Records supplied:
--------
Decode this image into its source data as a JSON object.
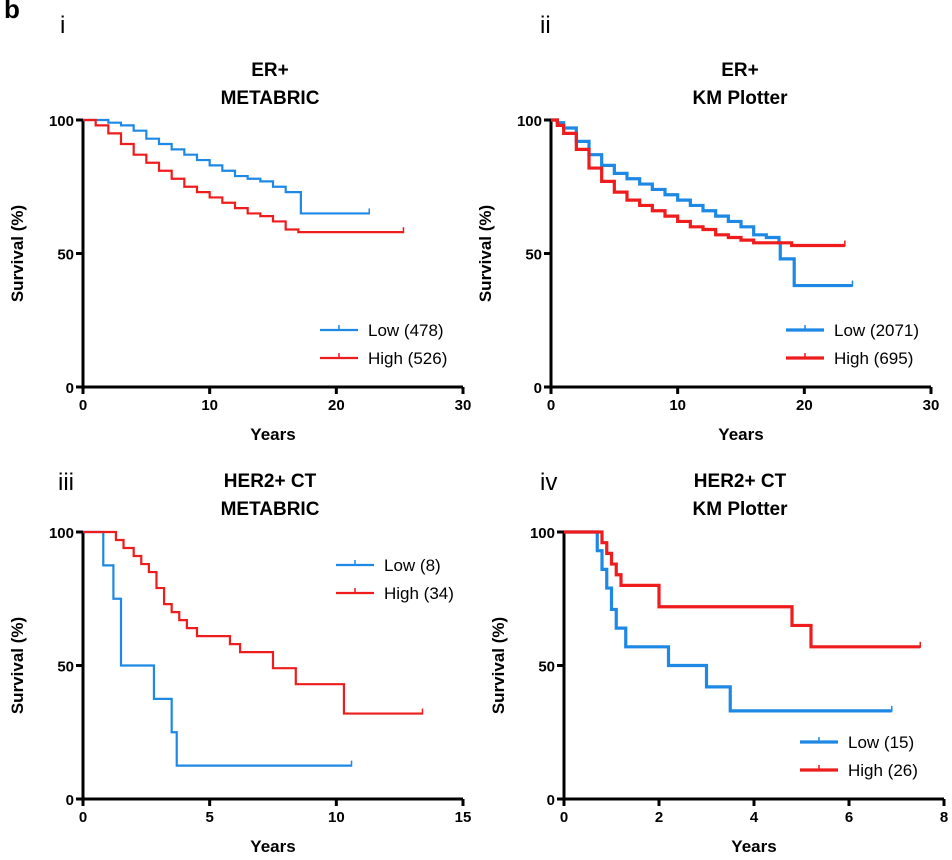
{
  "figure_label": "b",
  "colors": {
    "low": "#1e88e5",
    "high": "#ee1c1c",
    "axis": "#000000"
  },
  "chart_data": [
    {
      "type": "line",
      "panel": "i",
      "title": [
        "ER+",
        "METABRIC"
      ],
      "xlabel": "Years",
      "ylabel": "Survival (%)",
      "xlim": [
        0,
        30
      ],
      "ylim": [
        0,
        100
      ],
      "xticks": [
        0,
        10,
        20,
        30
      ],
      "yticks": [
        0,
        50,
        100
      ],
      "legend_position": "bottom-right",
      "series": [
        {
          "name": "Low (478)",
          "color": "#1e88e5",
          "x": [
            0,
            1,
            2,
            3,
            4,
            5,
            6,
            7,
            8,
            9,
            10,
            11,
            12,
            13,
            14,
            15,
            16,
            16.8,
            17.2,
            18,
            19,
            20,
            21,
            22,
            22.6
          ],
          "y": [
            100,
            100,
            99,
            98,
            96,
            93,
            91,
            89,
            87,
            85,
            83,
            81,
            79,
            78,
            77,
            75,
            73,
            73,
            65,
            65,
            65,
            65,
            65,
            65,
            65
          ]
        },
        {
          "name": "High (526)",
          "color": "#ee1c1c",
          "x": [
            0,
            1,
            2,
            3,
            4,
            5,
            6,
            7,
            8,
            9,
            10,
            11,
            12,
            13,
            14,
            15,
            16,
            17,
            18,
            19,
            20,
            21,
            22,
            23,
            24,
            25.3
          ],
          "y": [
            100,
            98,
            95,
            91,
            87,
            84,
            81,
            78,
            75,
            73,
            71,
            69,
            67,
            65,
            64,
            62,
            59,
            58,
            58,
            58,
            58,
            58,
            58,
            58,
            58,
            58
          ]
        }
      ]
    },
    {
      "type": "line",
      "panel": "ii",
      "title": [
        "ER+",
        "KM Plotter"
      ],
      "xlabel": "Years",
      "ylabel": "Survival (%)",
      "xlim": [
        0,
        30
      ],
      "ylim": [
        0,
        100
      ],
      "xticks": [
        0,
        10,
        20,
        30
      ],
      "yticks": [
        0,
        50,
        100
      ],
      "legend_position": "bottom-right",
      "series": [
        {
          "name": "Low (2071)",
          "color": "#1e88e5",
          "x": [
            0,
            0.5,
            1,
            2,
            3,
            4,
            5,
            6,
            7,
            8,
            9,
            10,
            11,
            12,
            13,
            14,
            15,
            16,
            17,
            18,
            18.1,
            19,
            19.2,
            20,
            21,
            22,
            23,
            23.8
          ],
          "y": [
            100,
            99,
            97,
            92,
            87,
            83,
            80,
            78,
            76,
            74,
            72,
            70,
            68,
            66,
            64,
            62,
            60,
            57,
            56,
            54,
            48,
            48,
            38,
            38,
            38,
            38,
            38,
            38
          ]
        },
        {
          "name": "High (695)",
          "color": "#ee1c1c",
          "x": [
            0,
            0.5,
            1,
            2,
            3,
            4,
            5,
            6,
            7,
            8,
            9,
            10,
            11,
            12,
            13,
            14,
            15,
            16,
            17,
            18,
            19,
            20,
            21,
            22,
            23.2
          ],
          "y": [
            100,
            98,
            95,
            89,
            82,
            77,
            73,
            70,
            68,
            66,
            64,
            62,
            60,
            59,
            57,
            56,
            55,
            54,
            54,
            54,
            53,
            53,
            53,
            53,
            53
          ]
        }
      ]
    },
    {
      "type": "line",
      "panel": "iii",
      "title": [
        "HER2+ CT",
        "METABRIC"
      ],
      "xlabel": "Years",
      "ylabel": "Survival (%)",
      "xlim": [
        0,
        15
      ],
      "ylim": [
        0,
        100
      ],
      "xticks": [
        0,
        5,
        10,
        15
      ],
      "yticks": [
        0,
        50,
        100
      ],
      "legend_position": "top-right",
      "series": [
        {
          "name": "Low (8)",
          "color": "#1e88e5",
          "x": [
            0,
            0.8,
            1.2,
            1.5,
            2.8,
            3.5,
            3.7,
            10.6
          ],
          "y": [
            100,
            87.5,
            75,
            50,
            37.5,
            25,
            12.5,
            12.5
          ]
        },
        {
          "name": "High (34)",
          "color": "#ee1c1c",
          "x": [
            0,
            1.3,
            1.6,
            2.0,
            2.3,
            2.6,
            2.9,
            3.2,
            3.5,
            3.8,
            4.1,
            4.5,
            5.8,
            6.2,
            7.5,
            8.4,
            10.3,
            13.4
          ],
          "y": [
            100,
            97,
            94,
            91,
            88,
            85,
            79,
            73,
            70,
            67,
            64,
            61,
            58,
            55,
            49,
            43,
            32,
            32
          ]
        }
      ]
    },
    {
      "type": "line",
      "panel": "iv",
      "title": [
        "HER2+ CT",
        "KM Plotter"
      ],
      "xlabel": "Years",
      "ylabel": "Survival (%)",
      "xlim": [
        0,
        8
      ],
      "ylim": [
        0,
        100
      ],
      "xticks": [
        0,
        2,
        4,
        6,
        8
      ],
      "yticks": [
        0,
        50,
        100
      ],
      "legend_position": "bottom-right",
      "series": [
        {
          "name": "Low (15)",
          "color": "#1e88e5",
          "x": [
            0,
            0.7,
            0.8,
            0.9,
            1.0,
            1.1,
            1.3,
            2.2,
            3.0,
            3.5,
            6.9
          ],
          "y": [
            100,
            93,
            86,
            79,
            71,
            64,
            57,
            50,
            42,
            33,
            33
          ]
        },
        {
          "name": "High (26)",
          "color": "#ee1c1c",
          "x": [
            0,
            0.8,
            0.9,
            1.0,
            1.1,
            1.2,
            1.4,
            2.0,
            4.8,
            5.2,
            7.5
          ],
          "y": [
            100,
            96,
            92,
            88,
            84,
            80,
            80,
            72,
            65,
            57,
            57
          ]
        }
      ]
    }
  ]
}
--------
Your goal: Reproduce the data word for word, excluding its pictures.

Finished exercise:
Decode this image into its source data as a JSON object.
{
  "figure_label": "b",
  "colors": {
    "low": "#1e88e5",
    "high": "#ee1c1c",
    "axis": "#000000"
  },
  "chart_data": [
    {
      "type": "line",
      "panel": "i",
      "title": [
        "ER+",
        "METABRIC"
      ],
      "xlabel": "Years",
      "ylabel": "Survival (%)",
      "xlim": [
        0,
        30
      ],
      "ylim": [
        0,
        100
      ],
      "xticks": [
        0,
        10,
        20,
        30
      ],
      "yticks": [
        0,
        50,
        100
      ],
      "legend_position": "bottom-right",
      "series": [
        {
          "name": "Low (478)",
          "color": "#1e88e5",
          "x": [
            0,
            1,
            2,
            3,
            4,
            5,
            6,
            7,
            8,
            9,
            10,
            11,
            12,
            13,
            14,
            15,
            16,
            16.8,
            17.2,
            18,
            19,
            20,
            21,
            22,
            22.6
          ],
          "y": [
            100,
            100,
            99,
            98,
            96,
            93,
            91,
            89,
            87,
            85,
            83,
            81,
            79,
            78,
            77,
            75,
            73,
            73,
            65,
            65,
            65,
            65,
            65,
            65,
            65
          ]
        },
        {
          "name": "High (526)",
          "color": "#ee1c1c",
          "x": [
            0,
            1,
            2,
            3,
            4,
            5,
            6,
            7,
            8,
            9,
            10,
            11,
            12,
            13,
            14,
            15,
            16,
            17,
            18,
            19,
            20,
            21,
            22,
            23,
            24,
            25.3
          ],
          "y": [
            100,
            98,
            95,
            91,
            87,
            84,
            81,
            78,
            75,
            73,
            71,
            69,
            67,
            65,
            64,
            62,
            59,
            58,
            58,
            58,
            58,
            58,
            58,
            58,
            58,
            58
          ]
        }
      ]
    },
    {
      "type": "line",
      "panel": "ii",
      "title": [
        "ER+",
        "KM Plotter"
      ],
      "xlabel": "Years",
      "ylabel": "Survival (%)",
      "xlim": [
        0,
        30
      ],
      "ylim": [
        0,
        100
      ],
      "xticks": [
        0,
        10,
        20,
        30
      ],
      "yticks": [
        0,
        50,
        100
      ],
      "legend_position": "bottom-right",
      "series": [
        {
          "name": "Low (2071)",
          "color": "#1e88e5",
          "x": [
            0,
            0.5,
            1,
            2,
            3,
            4,
            5,
            6,
            7,
            8,
            9,
            10,
            11,
            12,
            13,
            14,
            15,
            16,
            17,
            18,
            18.1,
            19,
            19.2,
            20,
            21,
            22,
            23,
            23.8
          ],
          "y": [
            100,
            99,
            97,
            92,
            87,
            83,
            80,
            78,
            76,
            74,
            72,
            70,
            68,
            66,
            64,
            62,
            60,
            57,
            56,
            54,
            48,
            48,
            38,
            38,
            38,
            38,
            38,
            38
          ]
        },
        {
          "name": "High (695)",
          "color": "#ee1c1c",
          "x": [
            0,
            0.5,
            1,
            2,
            3,
            4,
            5,
            6,
            7,
            8,
            9,
            10,
            11,
            12,
            13,
            14,
            15,
            16,
            17,
            18,
            19,
            20,
            21,
            22,
            23.2
          ],
          "y": [
            100,
            98,
            95,
            89,
            82,
            77,
            73,
            70,
            68,
            66,
            64,
            62,
            60,
            59,
            57,
            56,
            55,
            54,
            54,
            54,
            53,
            53,
            53,
            53,
            53
          ]
        }
      ]
    },
    {
      "type": "line",
      "panel": "iii",
      "title": [
        "HER2+ CT",
        "METABRIC"
      ],
      "xlabel": "Years",
      "ylabel": "Survival (%)",
      "xlim": [
        0,
        15
      ],
      "ylim": [
        0,
        100
      ],
      "xticks": [
        0,
        5,
        10,
        15
      ],
      "yticks": [
        0,
        50,
        100
      ],
      "legend_position": "top-right",
      "series": [
        {
          "name": "Low (8)",
          "color": "#1e88e5",
          "x": [
            0,
            0.8,
            1.2,
            1.5,
            2.8,
            3.5,
            3.7,
            10.6
          ],
          "y": [
            100,
            87.5,
            75,
            50,
            37.5,
            25,
            12.5,
            12.5
          ]
        },
        {
          "name": "High (34)",
          "color": "#ee1c1c",
          "x": [
            0,
            1.3,
            1.6,
            2.0,
            2.3,
            2.6,
            2.9,
            3.2,
            3.5,
            3.8,
            4.1,
            4.5,
            5.8,
            6.2,
            7.5,
            8.4,
            10.3,
            13.4
          ],
          "y": [
            100,
            97,
            94,
            91,
            88,
            85,
            79,
            73,
            70,
            67,
            64,
            61,
            58,
            55,
            49,
            43,
            32,
            32
          ]
        }
      ]
    },
    {
      "type": "line",
      "panel": "iv",
      "title": [
        "HER2+ CT",
        "KM Plotter"
      ],
      "xlabel": "Years",
      "ylabel": "Survival (%)",
      "xlim": [
        0,
        8
      ],
      "ylim": [
        0,
        100
      ],
      "xticks": [
        0,
        2,
        4,
        6,
        8
      ],
      "yticks": [
        0,
        50,
        100
      ],
      "legend_position": "bottom-right",
      "series": [
        {
          "name": "Low (15)",
          "color": "#1e88e5",
          "x": [
            0,
            0.7,
            0.8,
            0.9,
            1.0,
            1.1,
            1.3,
            2.2,
            3.0,
            3.5,
            6.9
          ],
          "y": [
            100,
            93,
            86,
            79,
            71,
            64,
            57,
            50,
            42,
            33,
            33
          ]
        },
        {
          "name": "High (26)",
          "color": "#ee1c1c",
          "x": [
            0,
            0.8,
            0.9,
            1.0,
            1.1,
            1.2,
            1.4,
            2.0,
            4.8,
            5.2,
            7.5
          ],
          "y": [
            100,
            96,
            92,
            88,
            84,
            80,
            80,
            72,
            65,
            57,
            57
          ]
        }
      ]
    }
  ]
}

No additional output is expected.